** Start **

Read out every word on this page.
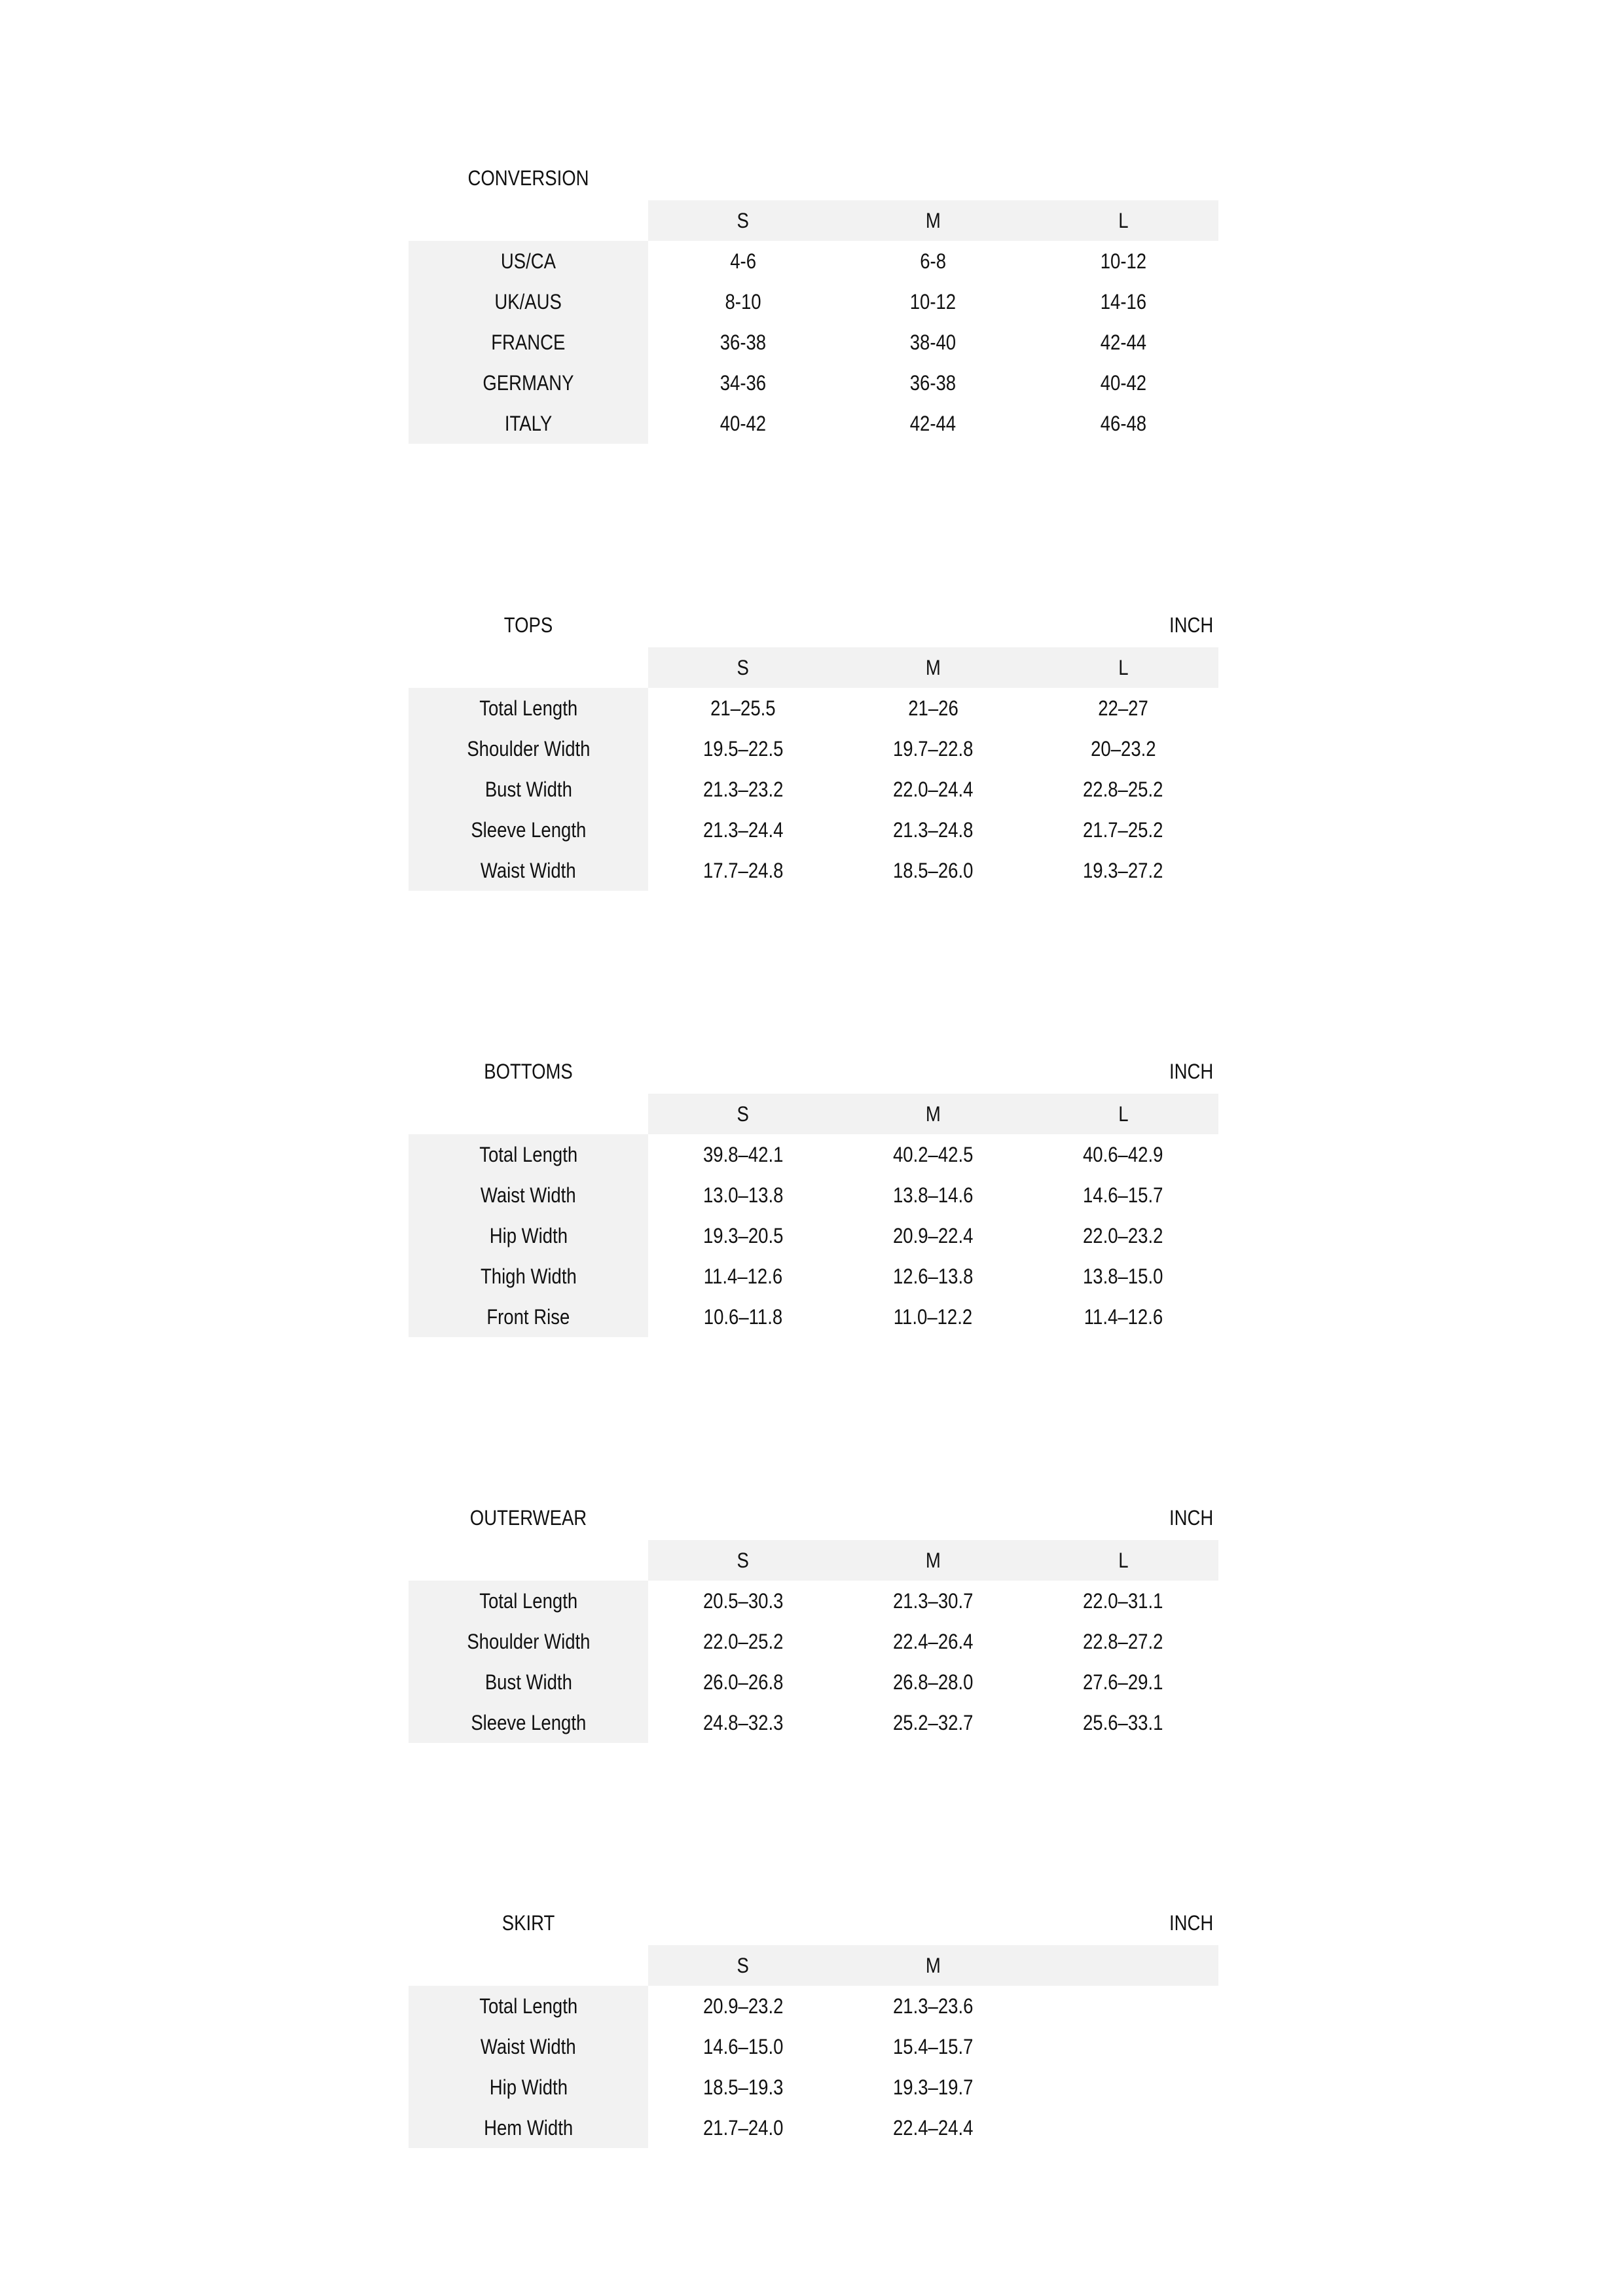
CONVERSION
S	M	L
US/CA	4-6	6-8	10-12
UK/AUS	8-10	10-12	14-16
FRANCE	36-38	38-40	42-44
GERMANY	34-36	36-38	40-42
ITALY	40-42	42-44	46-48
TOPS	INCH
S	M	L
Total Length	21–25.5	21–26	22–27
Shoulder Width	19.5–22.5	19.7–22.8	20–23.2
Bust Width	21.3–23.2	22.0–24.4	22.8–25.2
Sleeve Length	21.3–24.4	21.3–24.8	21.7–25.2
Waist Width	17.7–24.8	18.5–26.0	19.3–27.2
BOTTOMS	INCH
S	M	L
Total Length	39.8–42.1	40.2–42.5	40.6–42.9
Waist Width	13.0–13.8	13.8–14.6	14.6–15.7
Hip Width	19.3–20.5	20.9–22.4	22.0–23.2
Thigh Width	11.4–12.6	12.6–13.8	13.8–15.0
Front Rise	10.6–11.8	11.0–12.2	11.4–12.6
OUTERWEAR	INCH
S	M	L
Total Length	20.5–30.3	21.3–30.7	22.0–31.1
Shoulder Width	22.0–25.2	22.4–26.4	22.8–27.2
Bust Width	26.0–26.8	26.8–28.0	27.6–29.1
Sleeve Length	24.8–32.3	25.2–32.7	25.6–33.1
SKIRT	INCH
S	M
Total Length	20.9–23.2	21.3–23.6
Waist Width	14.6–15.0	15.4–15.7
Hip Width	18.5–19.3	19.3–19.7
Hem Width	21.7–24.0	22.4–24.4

** End **

§ Aim
Every line is to be duplicated exactly, though pictures stay out.

§ The response
Read out every word on this page.
CONVERSION
S	M	L
US/CA	4-6	6-8	10-12
UK/AUS	8-10	10-12	14-16
FRANCE	36-38	38-40	42-44
GERMANY	34-36	36-38	40-42
ITALY	40-42	42-44	46-48
TOPS	INCH
S	M	L
Total Length	21–25.5	21–26	22–27
Shoulder Width	19.5–22.5	19.7–22.8	20–23.2
Bust Width	21.3–23.2	22.0–24.4	22.8–25.2
Sleeve Length	21.3–24.4	21.3–24.8	21.7–25.2
Waist Width	17.7–24.8	18.5–26.0	19.3–27.2
BOTTOMS	INCH
S	M	L
Total Length	39.8–42.1	40.2–42.5	40.6–42.9
Waist Width	13.0–13.8	13.8–14.6	14.6–15.7
Hip Width	19.3–20.5	20.9–22.4	22.0–23.2
Thigh Width	11.4–12.6	12.6–13.8	13.8–15.0
Front Rise	10.6–11.8	11.0–12.2	11.4–12.6
OUTERWEAR	INCH
S	M	L
Total Length	20.5–30.3	21.3–30.7	22.0–31.1
Shoulder Width	22.0–25.2	22.4–26.4	22.8–27.2
Bust Width	26.0–26.8	26.8–28.0	27.6–29.1
Sleeve Length	24.8–32.3	25.2–32.7	25.6–33.1
SKIRT	INCH
S	M
Total Length	20.9–23.2	21.3–23.6
Waist Width	14.6–15.0	15.4–15.7
Hip Width	18.5–19.3	19.3–19.7
Hem Width	21.7–24.0	22.4–24.4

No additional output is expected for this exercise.